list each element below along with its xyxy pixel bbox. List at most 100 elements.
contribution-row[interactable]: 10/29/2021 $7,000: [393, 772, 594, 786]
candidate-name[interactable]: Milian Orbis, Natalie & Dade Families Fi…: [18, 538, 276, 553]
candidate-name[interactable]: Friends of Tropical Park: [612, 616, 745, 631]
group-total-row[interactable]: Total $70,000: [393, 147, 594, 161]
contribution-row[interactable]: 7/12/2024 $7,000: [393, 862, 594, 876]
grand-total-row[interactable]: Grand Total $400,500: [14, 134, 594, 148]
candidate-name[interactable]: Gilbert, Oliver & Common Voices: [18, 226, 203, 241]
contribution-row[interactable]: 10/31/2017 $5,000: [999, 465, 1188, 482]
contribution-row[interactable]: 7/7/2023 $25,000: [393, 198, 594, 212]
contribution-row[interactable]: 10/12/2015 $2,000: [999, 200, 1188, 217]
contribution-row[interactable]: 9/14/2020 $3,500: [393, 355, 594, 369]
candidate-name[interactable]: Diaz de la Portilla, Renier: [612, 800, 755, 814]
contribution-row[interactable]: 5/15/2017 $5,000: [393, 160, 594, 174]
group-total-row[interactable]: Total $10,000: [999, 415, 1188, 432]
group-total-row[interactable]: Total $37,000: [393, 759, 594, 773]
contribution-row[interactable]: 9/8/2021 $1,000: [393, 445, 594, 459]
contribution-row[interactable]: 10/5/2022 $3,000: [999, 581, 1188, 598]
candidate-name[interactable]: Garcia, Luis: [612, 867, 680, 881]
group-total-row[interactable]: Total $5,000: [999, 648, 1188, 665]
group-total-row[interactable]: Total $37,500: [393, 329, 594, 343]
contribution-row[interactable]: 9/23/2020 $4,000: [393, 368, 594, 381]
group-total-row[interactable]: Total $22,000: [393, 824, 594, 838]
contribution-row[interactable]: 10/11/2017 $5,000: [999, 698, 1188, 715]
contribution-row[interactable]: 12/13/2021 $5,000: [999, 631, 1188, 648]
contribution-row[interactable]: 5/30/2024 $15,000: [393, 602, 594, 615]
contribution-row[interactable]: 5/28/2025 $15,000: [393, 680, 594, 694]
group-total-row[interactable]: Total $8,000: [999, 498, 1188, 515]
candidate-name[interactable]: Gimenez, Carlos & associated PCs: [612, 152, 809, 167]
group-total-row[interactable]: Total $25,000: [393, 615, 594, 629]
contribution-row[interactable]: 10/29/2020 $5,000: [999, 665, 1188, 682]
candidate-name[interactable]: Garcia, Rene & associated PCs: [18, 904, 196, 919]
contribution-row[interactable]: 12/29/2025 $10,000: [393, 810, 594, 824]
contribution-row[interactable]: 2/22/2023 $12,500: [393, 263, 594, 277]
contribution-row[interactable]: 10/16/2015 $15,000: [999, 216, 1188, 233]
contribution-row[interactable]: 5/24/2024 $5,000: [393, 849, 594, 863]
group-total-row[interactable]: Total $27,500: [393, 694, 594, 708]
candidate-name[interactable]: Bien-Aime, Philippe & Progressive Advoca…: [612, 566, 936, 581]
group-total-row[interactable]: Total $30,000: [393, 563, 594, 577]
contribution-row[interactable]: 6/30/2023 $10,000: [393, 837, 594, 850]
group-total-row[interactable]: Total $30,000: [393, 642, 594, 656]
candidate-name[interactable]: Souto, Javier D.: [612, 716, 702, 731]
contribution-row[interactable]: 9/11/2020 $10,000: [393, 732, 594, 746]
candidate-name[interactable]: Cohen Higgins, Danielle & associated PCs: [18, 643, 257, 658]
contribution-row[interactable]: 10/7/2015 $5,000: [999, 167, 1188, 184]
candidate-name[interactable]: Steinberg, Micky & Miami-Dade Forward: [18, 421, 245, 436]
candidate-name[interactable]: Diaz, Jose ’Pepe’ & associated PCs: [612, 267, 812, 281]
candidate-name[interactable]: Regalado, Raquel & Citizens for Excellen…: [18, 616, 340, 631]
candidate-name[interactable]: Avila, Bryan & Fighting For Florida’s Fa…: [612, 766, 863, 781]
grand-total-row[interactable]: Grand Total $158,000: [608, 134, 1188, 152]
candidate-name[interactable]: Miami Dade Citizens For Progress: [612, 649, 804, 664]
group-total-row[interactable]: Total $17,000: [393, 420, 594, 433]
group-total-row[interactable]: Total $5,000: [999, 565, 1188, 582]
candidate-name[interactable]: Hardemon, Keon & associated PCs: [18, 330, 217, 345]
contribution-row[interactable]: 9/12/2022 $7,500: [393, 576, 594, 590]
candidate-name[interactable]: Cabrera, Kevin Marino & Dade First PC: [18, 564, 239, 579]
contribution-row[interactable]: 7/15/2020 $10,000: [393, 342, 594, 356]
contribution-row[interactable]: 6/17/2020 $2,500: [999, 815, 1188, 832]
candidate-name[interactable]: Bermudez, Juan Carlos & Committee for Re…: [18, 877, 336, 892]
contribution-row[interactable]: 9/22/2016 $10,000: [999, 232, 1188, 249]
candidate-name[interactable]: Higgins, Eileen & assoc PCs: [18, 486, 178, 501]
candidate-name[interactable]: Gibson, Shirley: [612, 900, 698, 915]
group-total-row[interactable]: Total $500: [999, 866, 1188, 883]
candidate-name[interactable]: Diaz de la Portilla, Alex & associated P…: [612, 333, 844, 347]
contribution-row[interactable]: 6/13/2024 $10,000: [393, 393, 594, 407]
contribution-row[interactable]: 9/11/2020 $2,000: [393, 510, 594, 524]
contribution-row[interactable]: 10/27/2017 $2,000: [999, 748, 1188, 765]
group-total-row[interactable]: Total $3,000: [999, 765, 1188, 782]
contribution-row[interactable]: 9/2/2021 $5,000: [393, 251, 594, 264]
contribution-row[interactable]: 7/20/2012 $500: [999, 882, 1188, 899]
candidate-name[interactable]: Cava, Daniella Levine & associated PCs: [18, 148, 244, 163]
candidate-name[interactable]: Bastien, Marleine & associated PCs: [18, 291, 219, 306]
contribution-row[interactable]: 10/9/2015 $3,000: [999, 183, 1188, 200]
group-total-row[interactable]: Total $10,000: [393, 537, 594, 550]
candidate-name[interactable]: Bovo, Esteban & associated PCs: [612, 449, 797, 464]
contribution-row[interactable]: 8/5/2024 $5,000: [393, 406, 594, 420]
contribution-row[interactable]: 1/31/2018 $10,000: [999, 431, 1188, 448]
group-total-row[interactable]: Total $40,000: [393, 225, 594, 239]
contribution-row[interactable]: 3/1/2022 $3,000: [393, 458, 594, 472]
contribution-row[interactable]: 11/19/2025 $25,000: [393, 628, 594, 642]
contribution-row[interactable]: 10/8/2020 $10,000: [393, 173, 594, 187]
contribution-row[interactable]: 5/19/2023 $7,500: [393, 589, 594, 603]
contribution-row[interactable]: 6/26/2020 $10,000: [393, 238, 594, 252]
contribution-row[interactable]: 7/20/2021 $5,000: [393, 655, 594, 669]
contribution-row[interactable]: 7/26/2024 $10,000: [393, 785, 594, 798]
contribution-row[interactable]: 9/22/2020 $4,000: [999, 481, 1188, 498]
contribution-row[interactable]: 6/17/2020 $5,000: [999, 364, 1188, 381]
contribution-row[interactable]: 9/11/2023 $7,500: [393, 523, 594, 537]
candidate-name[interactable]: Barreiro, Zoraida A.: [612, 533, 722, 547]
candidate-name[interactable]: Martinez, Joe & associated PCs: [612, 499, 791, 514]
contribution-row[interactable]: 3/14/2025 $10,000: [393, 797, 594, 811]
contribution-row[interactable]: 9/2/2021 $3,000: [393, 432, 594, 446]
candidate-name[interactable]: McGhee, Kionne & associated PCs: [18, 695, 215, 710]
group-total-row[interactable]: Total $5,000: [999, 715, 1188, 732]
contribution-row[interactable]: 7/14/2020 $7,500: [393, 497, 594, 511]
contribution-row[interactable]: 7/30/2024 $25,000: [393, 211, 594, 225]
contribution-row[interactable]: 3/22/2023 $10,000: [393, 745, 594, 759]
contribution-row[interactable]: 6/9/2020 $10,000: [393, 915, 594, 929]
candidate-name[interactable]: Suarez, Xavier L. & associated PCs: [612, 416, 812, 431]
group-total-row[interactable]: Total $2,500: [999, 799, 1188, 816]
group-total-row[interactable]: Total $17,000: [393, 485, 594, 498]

-------------------------

* _GOAL_: Update the material from its first line through the line containing "665, 1188, 682]", inclusive, changing every "group-total-row" to "subtotal-row" and leaving all else as it stands.

* _SOLUTION_:
list each element below along with its xyxy pixel bbox. List at most 100 elements.
contribution-row[interactable]: 10/29/2021 $7,000: [393, 772, 594, 786]
candidate-name[interactable]: Milian Orbis, Natalie & Dade Families Fi…: [18, 538, 276, 553]
candidate-name[interactable]: Friends of Tropical Park: [612, 616, 745, 631]
subtotal-row[interactable]: Total $70,000: [393, 147, 594, 161]
contribution-row[interactable]: 7/12/2024 $7,000: [393, 862, 594, 876]
grand-total-row[interactable]: Grand Total $400,500: [14, 134, 594, 148]
candidate-name[interactable]: Gilbert, Oliver & Common Voices: [18, 226, 203, 241]
contribution-row[interactable]: 10/31/2017 $5,000: [999, 465, 1188, 482]
contribution-row[interactable]: 7/7/2023 $25,000: [393, 198, 594, 212]
contribution-row[interactable]: 10/12/2015 $2,000: [999, 200, 1188, 217]
contribution-row[interactable]: 9/14/2020 $3,500: [393, 355, 594, 369]
candidate-name[interactable]: Diaz de la Portilla, Renier: [612, 800, 755, 814]
contribution-row[interactable]: 5/15/2017 $5,000: [393, 160, 594, 174]
subtotal-row[interactable]: Total $10,000: [999, 415, 1188, 432]
subtotal-row[interactable]: Total $37,000: [393, 759, 594, 773]
contribution-row[interactable]: 9/8/2021 $1,000: [393, 445, 594, 459]
contribution-row[interactable]: 10/5/2022 $3,000: [999, 581, 1188, 598]
candidate-name[interactable]: Garcia, Luis: [612, 867, 680, 881]
subtotal-row[interactable]: Total $5,000: [999, 648, 1188, 665]
subtotal-row[interactable]: Total $37,500: [393, 329, 594, 343]
contribution-row[interactable]: 9/23/2020 $4,000: [393, 368, 594, 381]
subtotal-row[interactable]: Total $22,000: [393, 824, 594, 838]
contribution-row[interactable]: 10/11/2017 $5,000: [999, 698, 1188, 715]
contribution-row[interactable]: 12/13/2021 $5,000: [999, 631, 1188, 648]
contribution-row[interactable]: 5/30/2024 $15,000: [393, 602, 594, 615]
contribution-row[interactable]: 5/28/2025 $15,000: [393, 680, 594, 694]
subtotal-row[interactable]: Total $8,000: [999, 498, 1188, 515]
candidate-name[interactable]: Gimenez, Carlos & associated PCs: [612, 152, 809, 167]
subtotal-row[interactable]: Total $25,000: [393, 615, 594, 629]
contribution-row[interactable]: 10/29/2020 $5,000: [999, 665, 1188, 682]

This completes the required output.